#### Problem:
Write what comes next in the discussion about Kanye West's Donda listening events, starting after its last sentence.

#### Extract:
Carl Lamarre: I think there are some takeaways from The Donda Experiment. The element of providing a story and fine-tuning your product kept his fans enthralled during this journey. He pretty much delivered the album as a taste-tester to gauge what records fans appreciated most. After that, he made the necessary changes to those tracks. Now, not everyone can rent out Mercedes Benz Stadium twice — unless you’re Drake or Taylor Swift — but the idea of allowing fans to determine the standout tracks via a live performance or setup like Kanye’s can help whittle down the song selection process.
Joe Lynch: Well, West partnering with Apple for commercial promo is hardly without precedent, but charging people to listen to your album before its release is certainly novel. But it’s hard to imagine any other A-lister getting away with such a blatant cash grab. Anyone still on the Kanye Train post-MAGA is clearly inured to his tactics, but I would think any other star at his level would risk alienating a portion of their fanbase by charging big bucks for a listening party – after all, numerous artists do these for free.
Andrew Unterberger: Well, if you have the resources to make a theatrical public spectacle of yourself — and you have the fan interest to get folks to pay for the privilege of watching — then I suppose the lesson is to just get out on that stage and let the onlookers gawk as they will. Few have either, of course (and fewer still have both), but you could probably count the number of 44-year-olds who have continued to dominate pop culture to such an extent on one hand, so Kanye clearly stays being Kanye for a reason — one Drake himself may look to more and more as he approaches middle age.

#### Recorded data:
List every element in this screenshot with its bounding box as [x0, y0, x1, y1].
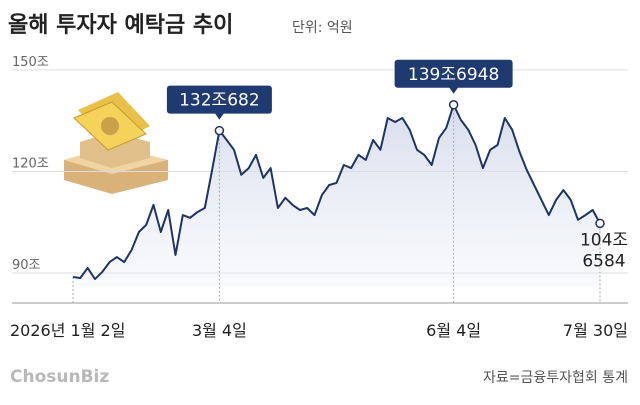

==

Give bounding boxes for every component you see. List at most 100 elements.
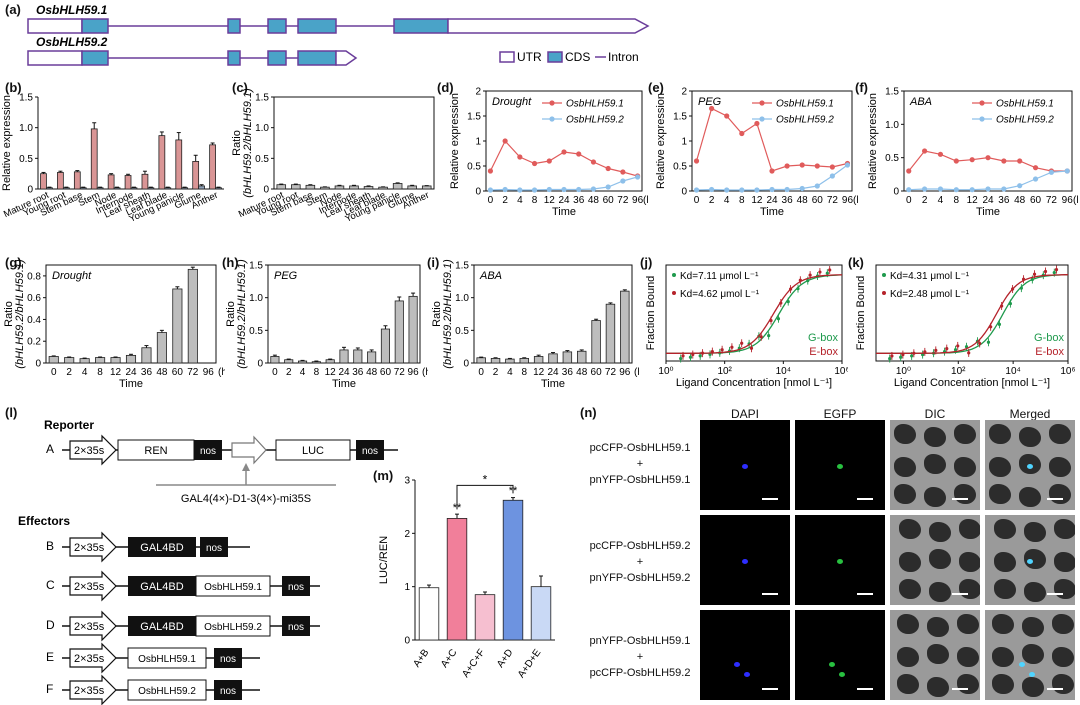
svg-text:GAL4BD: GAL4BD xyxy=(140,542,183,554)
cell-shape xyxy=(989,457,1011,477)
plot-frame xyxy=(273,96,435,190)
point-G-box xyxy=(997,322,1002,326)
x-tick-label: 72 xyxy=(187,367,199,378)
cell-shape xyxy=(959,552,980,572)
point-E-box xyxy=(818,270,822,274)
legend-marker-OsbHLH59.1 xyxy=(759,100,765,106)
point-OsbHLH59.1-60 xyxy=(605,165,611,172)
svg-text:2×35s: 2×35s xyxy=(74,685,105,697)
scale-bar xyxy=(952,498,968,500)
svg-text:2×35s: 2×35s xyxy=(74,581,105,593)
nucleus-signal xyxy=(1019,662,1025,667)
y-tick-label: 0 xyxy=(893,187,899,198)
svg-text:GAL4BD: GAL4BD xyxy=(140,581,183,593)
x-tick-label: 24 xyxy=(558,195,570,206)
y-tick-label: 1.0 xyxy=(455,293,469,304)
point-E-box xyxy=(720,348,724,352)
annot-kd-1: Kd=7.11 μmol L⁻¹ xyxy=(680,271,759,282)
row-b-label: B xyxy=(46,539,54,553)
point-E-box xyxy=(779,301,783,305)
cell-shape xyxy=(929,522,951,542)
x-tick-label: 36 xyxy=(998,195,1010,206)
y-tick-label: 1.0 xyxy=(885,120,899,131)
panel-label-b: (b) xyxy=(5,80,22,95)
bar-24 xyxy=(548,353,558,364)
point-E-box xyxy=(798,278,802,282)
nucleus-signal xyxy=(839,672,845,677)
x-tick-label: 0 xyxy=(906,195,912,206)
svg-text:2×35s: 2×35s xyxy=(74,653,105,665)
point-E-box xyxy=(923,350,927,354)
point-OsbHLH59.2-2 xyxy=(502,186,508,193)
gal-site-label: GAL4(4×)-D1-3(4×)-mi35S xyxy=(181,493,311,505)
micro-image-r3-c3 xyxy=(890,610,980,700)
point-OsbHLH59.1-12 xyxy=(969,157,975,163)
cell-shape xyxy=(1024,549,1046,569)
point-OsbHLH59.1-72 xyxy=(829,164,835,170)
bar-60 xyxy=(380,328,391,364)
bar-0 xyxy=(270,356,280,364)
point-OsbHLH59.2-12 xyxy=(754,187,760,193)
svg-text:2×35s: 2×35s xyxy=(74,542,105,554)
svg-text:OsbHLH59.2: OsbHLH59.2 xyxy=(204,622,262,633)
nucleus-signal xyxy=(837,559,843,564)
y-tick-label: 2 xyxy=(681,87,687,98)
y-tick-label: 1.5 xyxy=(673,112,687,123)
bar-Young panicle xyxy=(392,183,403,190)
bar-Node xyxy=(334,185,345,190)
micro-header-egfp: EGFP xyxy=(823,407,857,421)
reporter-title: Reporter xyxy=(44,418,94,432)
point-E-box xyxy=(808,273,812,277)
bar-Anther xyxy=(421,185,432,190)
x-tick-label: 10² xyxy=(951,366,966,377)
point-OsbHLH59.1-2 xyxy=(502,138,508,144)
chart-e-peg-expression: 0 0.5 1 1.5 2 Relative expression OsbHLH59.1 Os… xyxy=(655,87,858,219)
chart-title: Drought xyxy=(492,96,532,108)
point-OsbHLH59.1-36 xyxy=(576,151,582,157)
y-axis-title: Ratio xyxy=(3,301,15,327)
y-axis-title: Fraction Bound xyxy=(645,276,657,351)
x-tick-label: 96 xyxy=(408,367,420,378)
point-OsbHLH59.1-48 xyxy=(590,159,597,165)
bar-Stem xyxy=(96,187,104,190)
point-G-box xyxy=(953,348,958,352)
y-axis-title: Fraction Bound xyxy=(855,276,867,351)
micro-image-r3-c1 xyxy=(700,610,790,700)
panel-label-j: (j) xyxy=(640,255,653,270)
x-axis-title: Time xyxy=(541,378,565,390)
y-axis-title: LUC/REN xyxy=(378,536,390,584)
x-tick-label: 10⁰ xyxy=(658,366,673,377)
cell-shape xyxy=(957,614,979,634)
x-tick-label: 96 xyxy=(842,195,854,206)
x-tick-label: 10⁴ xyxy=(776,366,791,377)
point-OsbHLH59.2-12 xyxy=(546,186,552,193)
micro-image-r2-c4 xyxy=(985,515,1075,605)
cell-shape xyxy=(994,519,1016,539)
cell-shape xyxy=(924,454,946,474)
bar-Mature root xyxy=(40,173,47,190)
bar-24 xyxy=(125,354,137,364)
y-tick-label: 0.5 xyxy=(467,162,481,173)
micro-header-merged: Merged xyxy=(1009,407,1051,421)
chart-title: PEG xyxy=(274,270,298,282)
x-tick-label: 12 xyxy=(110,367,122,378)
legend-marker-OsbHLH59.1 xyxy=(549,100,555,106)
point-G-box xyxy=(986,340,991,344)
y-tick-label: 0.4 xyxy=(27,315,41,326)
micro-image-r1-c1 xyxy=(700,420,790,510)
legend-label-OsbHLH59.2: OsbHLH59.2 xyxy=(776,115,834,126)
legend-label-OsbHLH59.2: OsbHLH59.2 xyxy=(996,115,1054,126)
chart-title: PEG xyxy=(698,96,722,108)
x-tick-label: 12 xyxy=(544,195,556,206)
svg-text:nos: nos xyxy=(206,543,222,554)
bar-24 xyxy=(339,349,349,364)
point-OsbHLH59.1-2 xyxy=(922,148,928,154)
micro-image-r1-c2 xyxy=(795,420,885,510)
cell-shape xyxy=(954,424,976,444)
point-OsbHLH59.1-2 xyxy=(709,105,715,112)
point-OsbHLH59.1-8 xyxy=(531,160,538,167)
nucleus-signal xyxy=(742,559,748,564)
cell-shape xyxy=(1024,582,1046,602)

#### Exercise result:
3. “Hurricane” is the highest-debuting (No. 6) of the set’s 23 tracks on the Hot 100 this week, and is now being promoted to R&B/hip-hop, rhythmic and pop radio. Do you see it becoming a breakout hit from this project — and does West even really need or especially benefit from breakout hits at this point in his career?
Rania Aniftos: Anything featuring The Weeknd, who has the musical Midas touch, is guaranteed a hit — and with the help of radio, I do see it being the album’s breakout track. I also, however, stand by the fact that Kanye has reached a level of success that he doesn’t need breakout hits anymore and probably doesn’t even check numbers or chart rankings out on his Wyoming ranch.
Lyndsey Havens: Look, I don’t think Kanye needs a breakout hit, but who wouldn’t want one? I think the benefit would be more in perception than anything else, proving to naysayers that he does in fact “still have it” — at least by commercial standards. But perhaps even more than wondering what Kanye has to gain here, I think it’s worth considering what uncredited guest artist The Weekend has at stake (Lil Baby is also an uncredited featured artist on the track). After a record-breaking run with “Blinding Lights,” which remained on the Hot 100 for 90 weeks, he now helped knock himself off the chart with this No. 6 debut of “Hurricane.” Unlikely it will have a similarly lengthy run — and again, he’s not featured on the official chart credit anyway — but at least for now, it keeps The Weeknd in the mix.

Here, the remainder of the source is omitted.